::: SUPPLIED TEXT

Intermediate performance algorithms: the accuracy of algorithms of this category ranged between 40-80%. These algorithms include Support vector classifier, k-nearest neighbor classifier, Multi-layer perceptron.
Low performance algorithms: this category is represented in Radius neighbor classifier, which has low accuracy of less than 40%.

The highest accuracy algorithms are Bagging classifier, Random Forest, and Gradient boosting. Radius neighbor classifier revealed the lowest accuracy, which may be attributed to improper radius of the selected area that is irrelevant to data distribution [49]. It is noted that the accuracy of Radius neighbor classifier decreased by oversampling. That is why this algorithm is from the k-nearest neighbor algorithms family, which revealed low performance with large datasets. This is due to the cost complexity for calculating the radius distances between the existing points and the new predicted ones. Also, k-nearest neighbors classifier has low performance level with high dimension datasets. This is due to the difficulty for calculating the radius distance in multi-dimensional space [50, 51].

**Figure** 7. Performance of applied algorithms at household level.

::::::
::: LISTED RECORDS

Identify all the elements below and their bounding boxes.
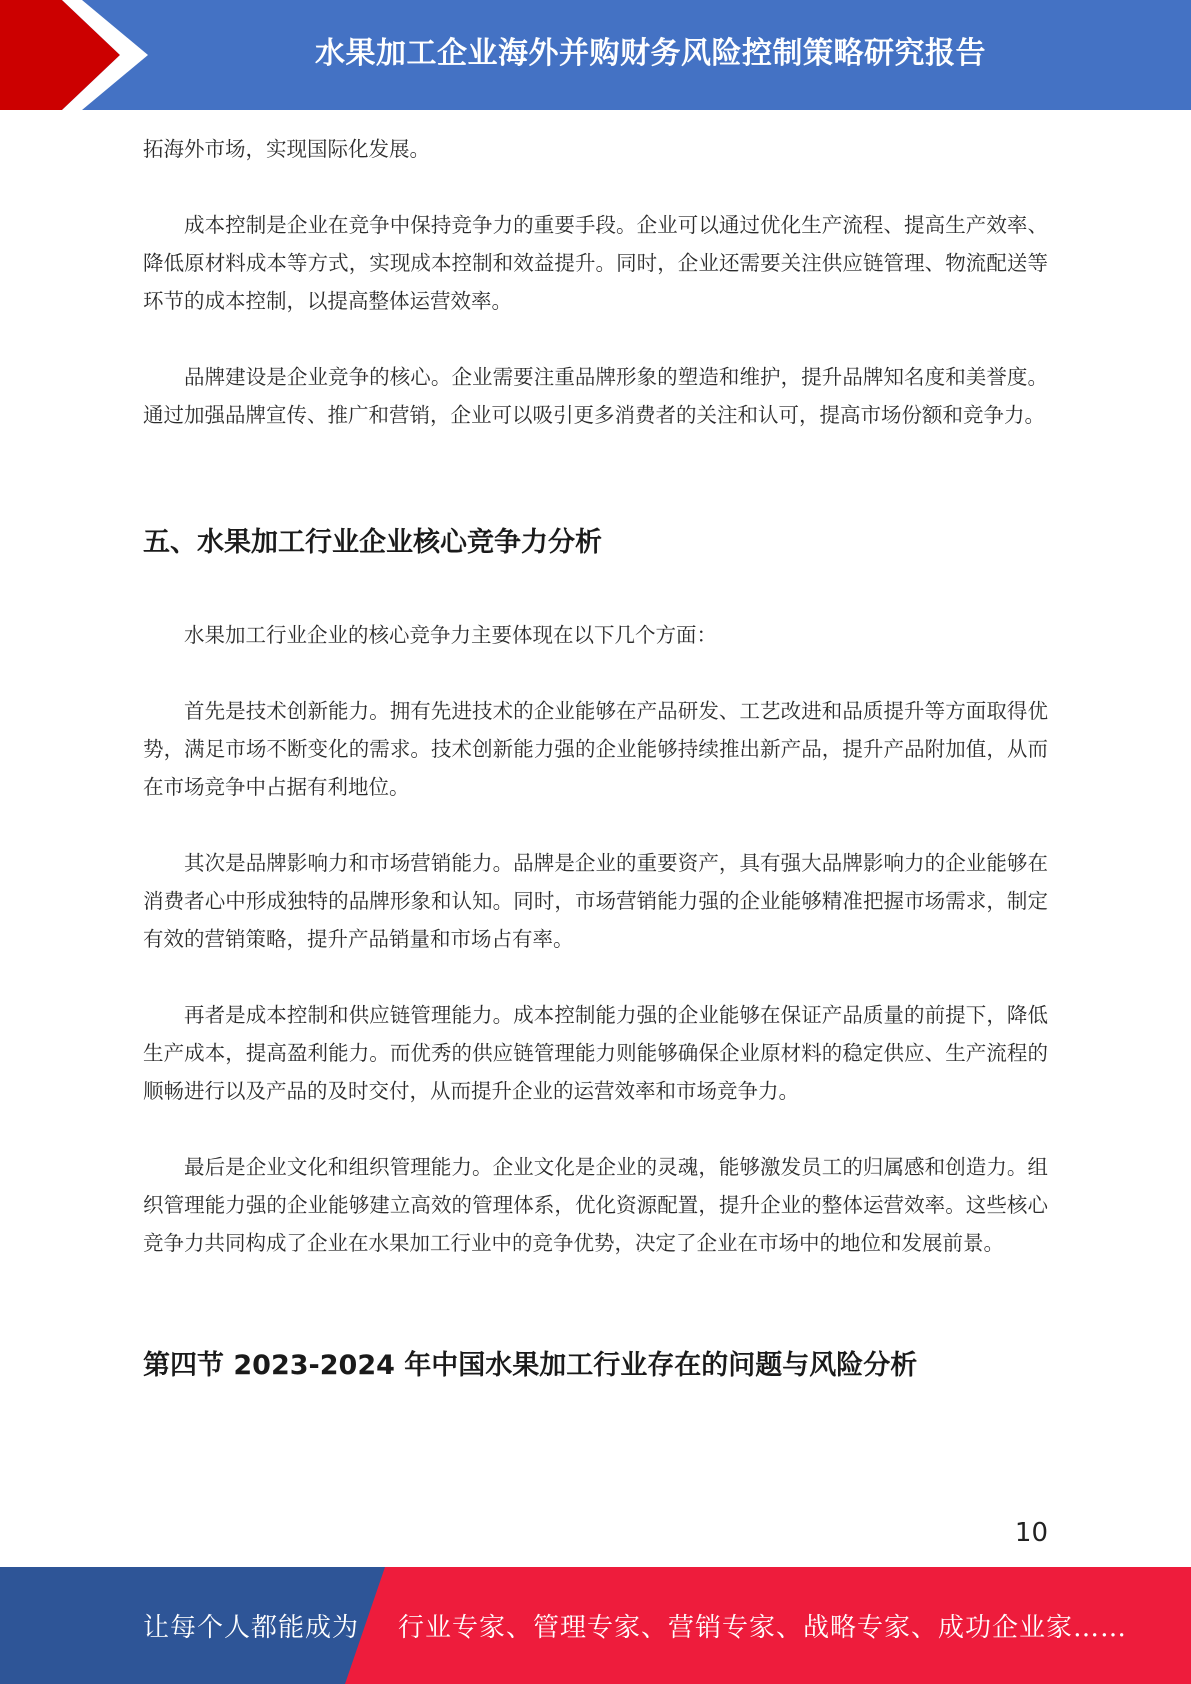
section-heading: 五、水果加工行业企业核心竞争力分析 bbox=[143, 527, 602, 558]
page-number: 10 bbox=[1014, 1518, 1048, 1548]
paragraph: 再者是成本控制和供应链管理能力。成本控制能力强的企业能够在保证产品质量的前提下，降低生产成本，提高盈利能力。而优秀的供应链管理能力则能够确保企业原材料的稳定供应、生产流程的顺畅进行以及产品的及时交付，从而提升企业的运营效率和市场竞争力。 bbox=[143, 1003, 1048, 1103]
body-top bbox=[143, 130, 1048, 472]
footer-slogan-left: 让每个人都能成为 bbox=[143, 1613, 360, 1643]
paragraph: 首先是技术创新能力。拥有先进技术的企业能够在产品研发、工艺改进和品质提升等方面取得优势，满足市场不断变化的需求。技术创新能力强的企业能够持续推出新产品，提升产品附加值，从而在市场竞争中占据有利地位。 bbox=[143, 699, 1048, 799]
paragraph: 成本控制是企业在竞争中保持竞争力的重要手段。企业可以通过优化生产流程、提高生产效率、降低原材料成本等方式，实现成本控制和效益提升。同时，企业还需要关注供应链管理、物流配送等环节的成本控制，以提高整体运营效率。 bbox=[143, 213, 1048, 313]
body-section bbox=[143, 616, 1048, 1300]
subsection-heading: 第四节 2023-2024 年中国水果加工行业存在的问题与风险分析 bbox=[143, 1350, 918, 1381]
page-footer bbox=[0, 1567, 1191, 1684]
paragraph: 品牌建设是企业竞争的核心。企业需要注重品牌形象的塑造和维护，提升品牌知名度和美誉度。通过加强品牌宣传、推广和营销，企业可以吸引更多消费者的关注和认可，提高市场份额和竞争力。 bbox=[143, 365, 1048, 427]
paragraph: 水果加工行业企业的核心竞争力主要体现在以下几个方面： bbox=[184, 623, 717, 647]
paragraph: 最后是企业文化和组织管理能力。企业文化是企业的灵魂，能够激发员工的归属感和创造力。组织管理能力强的企业能够建立高效的管理体系，优化资源配置，提升企业的整体运营效率。这些核心竞争力共同构成了企业在水果加工行业中的竞争优势，决定了企业在市场中的地位和发展前景。 bbox=[143, 1155, 1048, 1255]
page-header bbox=[0, 0, 1191, 110]
footer-slogan-right: 行业专家、管理专家、营销专家、战略专家、成功企业家…… bbox=[398, 1613, 1128, 1643]
header-arrow-graphic bbox=[0, 0, 150, 110]
paragraph: 其次是品牌影响力和市场营销能力。品牌是企业的重要资产，具有强大品牌影响力的企业能够在消费者心中形成独特的品牌形象和认知。同时，市场营销能力强的企业能够精准把握市场需求，制定有效的营销策略，提升产品销量和市场占有率。 bbox=[143, 851, 1048, 951]
paragraph: 拓海外市场，实现国际化发展。 bbox=[143, 137, 430, 161]
report-title: 水果加工企业海外并购财务风险控制策略研究报告 bbox=[315, 36, 986, 71]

::::::

REQUIREMENT:
Answer these from the passage on algorithm accuracy.
1. What accuracy range does the intermediate performance category cover?
2. Which algorithm represents the low performance category?
3. Which three algorithms had the highest accuracy?

WRITTEN RESPONSE:
1. 40-80%
2. Radius neighbor classifier
3. Bagging classifier, Random Forest, and Gradient boosting